#### What is required:
Locate each line with the string "solid" in the listing below and copy it.

--- Records for processing ---

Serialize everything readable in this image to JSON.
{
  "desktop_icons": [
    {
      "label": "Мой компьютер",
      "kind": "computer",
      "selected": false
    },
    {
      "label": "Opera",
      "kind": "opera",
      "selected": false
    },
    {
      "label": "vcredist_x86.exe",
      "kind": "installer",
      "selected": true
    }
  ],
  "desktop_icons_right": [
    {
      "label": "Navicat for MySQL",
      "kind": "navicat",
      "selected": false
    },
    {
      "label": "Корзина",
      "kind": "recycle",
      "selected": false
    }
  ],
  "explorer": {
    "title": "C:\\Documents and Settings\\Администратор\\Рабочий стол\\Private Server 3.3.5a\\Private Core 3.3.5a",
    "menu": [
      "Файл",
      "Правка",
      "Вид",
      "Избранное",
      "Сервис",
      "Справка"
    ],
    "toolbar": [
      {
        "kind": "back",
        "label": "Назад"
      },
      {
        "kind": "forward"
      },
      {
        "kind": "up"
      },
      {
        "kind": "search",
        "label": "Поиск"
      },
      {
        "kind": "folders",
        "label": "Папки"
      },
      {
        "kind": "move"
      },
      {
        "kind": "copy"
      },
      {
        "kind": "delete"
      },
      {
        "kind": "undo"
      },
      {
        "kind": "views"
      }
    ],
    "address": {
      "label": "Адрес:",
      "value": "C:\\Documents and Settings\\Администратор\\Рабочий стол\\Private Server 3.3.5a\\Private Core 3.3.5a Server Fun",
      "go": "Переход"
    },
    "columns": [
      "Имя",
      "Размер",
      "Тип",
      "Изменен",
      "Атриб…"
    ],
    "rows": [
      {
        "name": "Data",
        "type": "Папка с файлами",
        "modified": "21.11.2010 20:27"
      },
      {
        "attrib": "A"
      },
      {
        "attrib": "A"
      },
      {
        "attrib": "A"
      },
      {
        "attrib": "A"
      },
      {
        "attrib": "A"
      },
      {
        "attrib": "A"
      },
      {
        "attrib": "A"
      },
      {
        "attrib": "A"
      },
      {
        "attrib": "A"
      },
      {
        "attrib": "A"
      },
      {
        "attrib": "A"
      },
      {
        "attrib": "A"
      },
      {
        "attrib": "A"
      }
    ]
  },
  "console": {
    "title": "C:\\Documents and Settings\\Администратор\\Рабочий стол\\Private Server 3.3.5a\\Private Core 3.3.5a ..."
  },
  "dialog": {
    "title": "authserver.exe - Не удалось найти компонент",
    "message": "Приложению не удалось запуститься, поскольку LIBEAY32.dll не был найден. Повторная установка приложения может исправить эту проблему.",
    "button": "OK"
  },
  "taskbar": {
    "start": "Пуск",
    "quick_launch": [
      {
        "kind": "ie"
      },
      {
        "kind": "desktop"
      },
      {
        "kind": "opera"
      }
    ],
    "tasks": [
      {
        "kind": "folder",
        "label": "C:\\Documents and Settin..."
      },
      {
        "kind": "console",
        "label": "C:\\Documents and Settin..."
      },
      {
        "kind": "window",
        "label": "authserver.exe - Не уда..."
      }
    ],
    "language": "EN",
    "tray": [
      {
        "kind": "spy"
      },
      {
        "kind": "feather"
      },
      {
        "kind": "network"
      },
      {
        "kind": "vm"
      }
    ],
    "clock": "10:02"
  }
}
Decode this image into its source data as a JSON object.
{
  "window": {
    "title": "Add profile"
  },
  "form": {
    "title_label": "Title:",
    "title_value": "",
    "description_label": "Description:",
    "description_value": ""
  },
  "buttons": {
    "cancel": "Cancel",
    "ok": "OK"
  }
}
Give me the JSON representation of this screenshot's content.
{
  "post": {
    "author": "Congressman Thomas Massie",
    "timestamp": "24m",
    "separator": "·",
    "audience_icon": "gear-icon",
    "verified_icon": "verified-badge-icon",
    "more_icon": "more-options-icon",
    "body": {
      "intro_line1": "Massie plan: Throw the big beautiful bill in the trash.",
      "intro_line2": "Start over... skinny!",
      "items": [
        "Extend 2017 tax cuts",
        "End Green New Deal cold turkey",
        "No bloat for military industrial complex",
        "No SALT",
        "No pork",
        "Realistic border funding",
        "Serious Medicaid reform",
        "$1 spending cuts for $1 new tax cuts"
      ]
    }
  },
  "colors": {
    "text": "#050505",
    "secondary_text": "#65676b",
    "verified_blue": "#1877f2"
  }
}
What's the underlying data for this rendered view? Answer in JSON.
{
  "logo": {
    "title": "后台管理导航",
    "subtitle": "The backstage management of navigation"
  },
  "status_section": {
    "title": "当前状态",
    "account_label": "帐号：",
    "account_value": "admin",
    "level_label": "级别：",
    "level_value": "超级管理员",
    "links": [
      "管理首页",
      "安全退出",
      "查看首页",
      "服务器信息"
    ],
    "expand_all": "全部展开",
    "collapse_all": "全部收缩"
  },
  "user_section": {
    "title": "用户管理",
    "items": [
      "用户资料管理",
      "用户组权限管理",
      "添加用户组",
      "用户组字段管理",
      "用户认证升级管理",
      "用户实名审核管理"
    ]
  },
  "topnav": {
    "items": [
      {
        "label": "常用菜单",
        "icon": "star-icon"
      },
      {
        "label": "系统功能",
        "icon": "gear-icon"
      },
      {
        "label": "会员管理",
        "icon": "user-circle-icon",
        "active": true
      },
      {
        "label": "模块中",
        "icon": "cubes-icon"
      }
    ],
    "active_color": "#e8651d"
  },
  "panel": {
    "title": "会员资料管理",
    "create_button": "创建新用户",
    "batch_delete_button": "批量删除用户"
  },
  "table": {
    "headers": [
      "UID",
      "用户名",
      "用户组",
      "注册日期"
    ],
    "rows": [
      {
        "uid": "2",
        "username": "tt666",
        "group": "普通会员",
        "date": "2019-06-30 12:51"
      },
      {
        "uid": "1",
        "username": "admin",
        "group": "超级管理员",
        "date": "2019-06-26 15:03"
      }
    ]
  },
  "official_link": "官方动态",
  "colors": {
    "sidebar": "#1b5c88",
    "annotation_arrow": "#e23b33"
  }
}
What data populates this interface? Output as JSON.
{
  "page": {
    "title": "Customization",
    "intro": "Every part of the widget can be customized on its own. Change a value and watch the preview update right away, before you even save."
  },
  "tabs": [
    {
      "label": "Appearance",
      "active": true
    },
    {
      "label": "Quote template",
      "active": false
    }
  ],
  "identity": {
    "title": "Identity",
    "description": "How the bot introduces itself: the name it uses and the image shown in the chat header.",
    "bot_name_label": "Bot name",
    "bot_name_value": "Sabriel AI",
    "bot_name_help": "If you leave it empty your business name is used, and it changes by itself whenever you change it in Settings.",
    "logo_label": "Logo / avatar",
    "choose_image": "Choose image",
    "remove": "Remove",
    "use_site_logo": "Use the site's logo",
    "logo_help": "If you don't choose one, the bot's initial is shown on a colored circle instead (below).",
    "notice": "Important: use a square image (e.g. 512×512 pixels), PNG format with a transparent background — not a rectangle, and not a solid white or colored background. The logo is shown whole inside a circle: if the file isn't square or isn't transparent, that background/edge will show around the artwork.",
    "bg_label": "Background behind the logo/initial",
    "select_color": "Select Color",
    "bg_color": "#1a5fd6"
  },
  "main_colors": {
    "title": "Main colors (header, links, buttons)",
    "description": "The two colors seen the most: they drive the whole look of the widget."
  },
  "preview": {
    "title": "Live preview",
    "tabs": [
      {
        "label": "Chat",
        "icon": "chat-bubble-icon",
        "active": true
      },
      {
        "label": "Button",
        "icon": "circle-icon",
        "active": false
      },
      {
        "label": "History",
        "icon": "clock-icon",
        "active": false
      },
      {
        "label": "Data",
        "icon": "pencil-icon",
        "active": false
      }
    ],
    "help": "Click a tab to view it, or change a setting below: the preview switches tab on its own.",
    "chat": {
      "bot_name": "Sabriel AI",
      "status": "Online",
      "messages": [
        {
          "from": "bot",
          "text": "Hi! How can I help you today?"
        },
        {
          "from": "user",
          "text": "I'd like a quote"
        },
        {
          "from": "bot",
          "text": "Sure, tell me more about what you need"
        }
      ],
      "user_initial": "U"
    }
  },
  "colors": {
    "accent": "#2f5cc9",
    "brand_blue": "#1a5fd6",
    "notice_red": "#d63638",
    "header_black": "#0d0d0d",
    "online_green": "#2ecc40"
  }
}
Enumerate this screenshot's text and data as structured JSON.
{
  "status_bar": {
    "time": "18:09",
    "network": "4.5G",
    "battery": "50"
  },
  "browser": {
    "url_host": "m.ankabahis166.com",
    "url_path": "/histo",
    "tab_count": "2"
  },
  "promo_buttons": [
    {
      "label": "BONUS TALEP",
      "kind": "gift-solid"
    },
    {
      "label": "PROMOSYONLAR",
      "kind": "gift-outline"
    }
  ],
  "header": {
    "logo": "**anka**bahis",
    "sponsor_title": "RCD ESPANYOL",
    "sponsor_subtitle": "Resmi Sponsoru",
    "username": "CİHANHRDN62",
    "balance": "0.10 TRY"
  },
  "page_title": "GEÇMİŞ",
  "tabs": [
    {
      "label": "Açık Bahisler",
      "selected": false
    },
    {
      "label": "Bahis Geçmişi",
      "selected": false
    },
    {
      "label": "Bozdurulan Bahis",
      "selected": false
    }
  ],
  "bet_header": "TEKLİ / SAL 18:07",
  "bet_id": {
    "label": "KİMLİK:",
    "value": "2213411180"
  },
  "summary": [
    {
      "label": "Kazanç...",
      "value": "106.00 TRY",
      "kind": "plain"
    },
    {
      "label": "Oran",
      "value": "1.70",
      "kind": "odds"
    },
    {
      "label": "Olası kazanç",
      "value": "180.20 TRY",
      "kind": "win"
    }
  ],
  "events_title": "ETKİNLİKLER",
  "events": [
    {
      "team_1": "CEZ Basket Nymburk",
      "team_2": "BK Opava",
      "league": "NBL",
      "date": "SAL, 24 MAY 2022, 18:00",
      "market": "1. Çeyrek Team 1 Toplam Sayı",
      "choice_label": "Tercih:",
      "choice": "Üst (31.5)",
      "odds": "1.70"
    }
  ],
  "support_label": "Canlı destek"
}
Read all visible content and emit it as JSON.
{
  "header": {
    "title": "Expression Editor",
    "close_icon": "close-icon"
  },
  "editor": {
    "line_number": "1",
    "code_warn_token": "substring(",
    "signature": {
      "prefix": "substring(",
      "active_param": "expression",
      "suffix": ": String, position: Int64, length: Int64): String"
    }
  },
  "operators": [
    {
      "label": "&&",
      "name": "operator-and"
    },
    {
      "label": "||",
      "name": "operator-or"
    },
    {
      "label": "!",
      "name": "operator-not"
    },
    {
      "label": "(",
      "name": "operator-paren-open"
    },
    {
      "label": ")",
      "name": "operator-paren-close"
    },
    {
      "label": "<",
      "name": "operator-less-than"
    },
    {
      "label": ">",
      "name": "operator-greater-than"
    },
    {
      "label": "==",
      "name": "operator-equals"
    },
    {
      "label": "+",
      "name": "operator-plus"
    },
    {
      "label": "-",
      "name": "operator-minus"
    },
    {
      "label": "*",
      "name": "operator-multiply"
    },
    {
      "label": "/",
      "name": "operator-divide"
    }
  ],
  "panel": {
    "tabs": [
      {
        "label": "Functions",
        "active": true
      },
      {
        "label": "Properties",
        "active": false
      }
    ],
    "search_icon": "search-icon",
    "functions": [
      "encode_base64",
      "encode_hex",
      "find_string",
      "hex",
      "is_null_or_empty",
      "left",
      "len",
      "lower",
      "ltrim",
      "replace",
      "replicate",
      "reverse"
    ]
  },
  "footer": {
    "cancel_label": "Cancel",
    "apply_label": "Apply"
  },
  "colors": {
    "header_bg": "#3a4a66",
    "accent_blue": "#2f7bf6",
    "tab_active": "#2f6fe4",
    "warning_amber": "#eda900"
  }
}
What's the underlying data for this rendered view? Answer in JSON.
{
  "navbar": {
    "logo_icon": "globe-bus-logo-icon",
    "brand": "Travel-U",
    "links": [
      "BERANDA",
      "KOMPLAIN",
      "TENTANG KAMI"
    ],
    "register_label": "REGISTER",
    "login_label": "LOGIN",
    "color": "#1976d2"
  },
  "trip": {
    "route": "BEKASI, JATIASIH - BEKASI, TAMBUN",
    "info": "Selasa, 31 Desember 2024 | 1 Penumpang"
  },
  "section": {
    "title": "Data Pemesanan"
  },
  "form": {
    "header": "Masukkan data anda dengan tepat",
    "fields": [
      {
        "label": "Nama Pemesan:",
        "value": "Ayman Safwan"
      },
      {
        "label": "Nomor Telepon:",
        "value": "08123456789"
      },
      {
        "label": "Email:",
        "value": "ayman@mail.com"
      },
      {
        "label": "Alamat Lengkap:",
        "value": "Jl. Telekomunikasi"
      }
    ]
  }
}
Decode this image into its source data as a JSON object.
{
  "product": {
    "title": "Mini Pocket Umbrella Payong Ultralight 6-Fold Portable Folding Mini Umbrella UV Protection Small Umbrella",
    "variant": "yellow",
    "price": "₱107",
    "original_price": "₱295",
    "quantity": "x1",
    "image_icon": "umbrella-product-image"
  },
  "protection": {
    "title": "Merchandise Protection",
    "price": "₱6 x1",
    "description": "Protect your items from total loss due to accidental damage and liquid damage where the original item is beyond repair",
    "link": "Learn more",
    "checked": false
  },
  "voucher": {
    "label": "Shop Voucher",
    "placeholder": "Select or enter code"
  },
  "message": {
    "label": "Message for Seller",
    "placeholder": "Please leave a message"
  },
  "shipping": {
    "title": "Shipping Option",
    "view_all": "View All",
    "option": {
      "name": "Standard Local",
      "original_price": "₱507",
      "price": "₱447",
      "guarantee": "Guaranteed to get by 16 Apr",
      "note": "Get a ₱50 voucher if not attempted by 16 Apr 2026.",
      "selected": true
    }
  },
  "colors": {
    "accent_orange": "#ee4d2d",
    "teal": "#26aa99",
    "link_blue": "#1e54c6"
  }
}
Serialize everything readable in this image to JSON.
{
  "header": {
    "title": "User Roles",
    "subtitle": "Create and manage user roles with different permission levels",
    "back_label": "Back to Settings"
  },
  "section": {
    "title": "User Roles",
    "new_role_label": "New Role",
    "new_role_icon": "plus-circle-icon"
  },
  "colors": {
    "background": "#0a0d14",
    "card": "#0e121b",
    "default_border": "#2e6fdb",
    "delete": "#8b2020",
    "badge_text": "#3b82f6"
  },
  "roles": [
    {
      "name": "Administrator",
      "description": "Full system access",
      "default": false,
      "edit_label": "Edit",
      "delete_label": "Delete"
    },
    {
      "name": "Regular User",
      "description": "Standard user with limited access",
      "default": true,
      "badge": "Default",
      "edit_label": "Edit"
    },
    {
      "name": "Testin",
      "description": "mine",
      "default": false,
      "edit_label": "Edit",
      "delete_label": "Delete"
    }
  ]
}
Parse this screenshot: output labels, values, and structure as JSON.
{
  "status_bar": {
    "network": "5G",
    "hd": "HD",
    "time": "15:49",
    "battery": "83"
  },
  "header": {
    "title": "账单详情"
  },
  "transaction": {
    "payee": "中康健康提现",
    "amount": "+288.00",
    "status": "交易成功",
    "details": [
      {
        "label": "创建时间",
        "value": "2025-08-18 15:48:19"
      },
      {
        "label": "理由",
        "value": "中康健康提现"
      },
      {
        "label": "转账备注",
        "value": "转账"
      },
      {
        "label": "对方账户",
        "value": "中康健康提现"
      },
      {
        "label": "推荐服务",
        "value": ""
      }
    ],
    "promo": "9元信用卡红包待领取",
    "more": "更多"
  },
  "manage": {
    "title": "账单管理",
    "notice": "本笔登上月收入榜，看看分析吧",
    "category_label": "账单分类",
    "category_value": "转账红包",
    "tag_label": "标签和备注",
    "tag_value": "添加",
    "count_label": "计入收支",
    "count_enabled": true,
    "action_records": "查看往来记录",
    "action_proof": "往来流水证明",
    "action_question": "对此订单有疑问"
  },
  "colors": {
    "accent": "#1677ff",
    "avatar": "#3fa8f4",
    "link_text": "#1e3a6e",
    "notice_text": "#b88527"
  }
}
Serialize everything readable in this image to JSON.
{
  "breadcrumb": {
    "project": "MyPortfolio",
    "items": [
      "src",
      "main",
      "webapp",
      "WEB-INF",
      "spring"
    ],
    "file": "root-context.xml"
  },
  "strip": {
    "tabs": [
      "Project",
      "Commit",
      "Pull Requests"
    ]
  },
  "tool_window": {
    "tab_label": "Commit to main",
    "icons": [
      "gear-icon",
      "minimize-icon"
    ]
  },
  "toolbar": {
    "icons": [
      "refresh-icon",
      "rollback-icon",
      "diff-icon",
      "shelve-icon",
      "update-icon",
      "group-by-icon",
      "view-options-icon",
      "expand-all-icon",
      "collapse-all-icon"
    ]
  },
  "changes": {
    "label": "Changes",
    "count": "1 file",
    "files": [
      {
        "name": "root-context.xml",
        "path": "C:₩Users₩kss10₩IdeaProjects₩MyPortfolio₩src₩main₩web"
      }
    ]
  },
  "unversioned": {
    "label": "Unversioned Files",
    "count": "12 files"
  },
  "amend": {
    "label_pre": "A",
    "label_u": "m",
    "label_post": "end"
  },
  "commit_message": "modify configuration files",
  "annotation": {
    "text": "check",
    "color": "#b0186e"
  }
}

---

#### Reply to the exercise:
    "notice": "Important: use a square image (e.g. 512×512 pixels), PNG format with a transparent background — not a rectangle, and not a solid white or colored background. The logo is shown whole inside a circle: if the file isn't square or isn't transparent, that background/edge will show around the artwork.",
      "kind": "gift-solid"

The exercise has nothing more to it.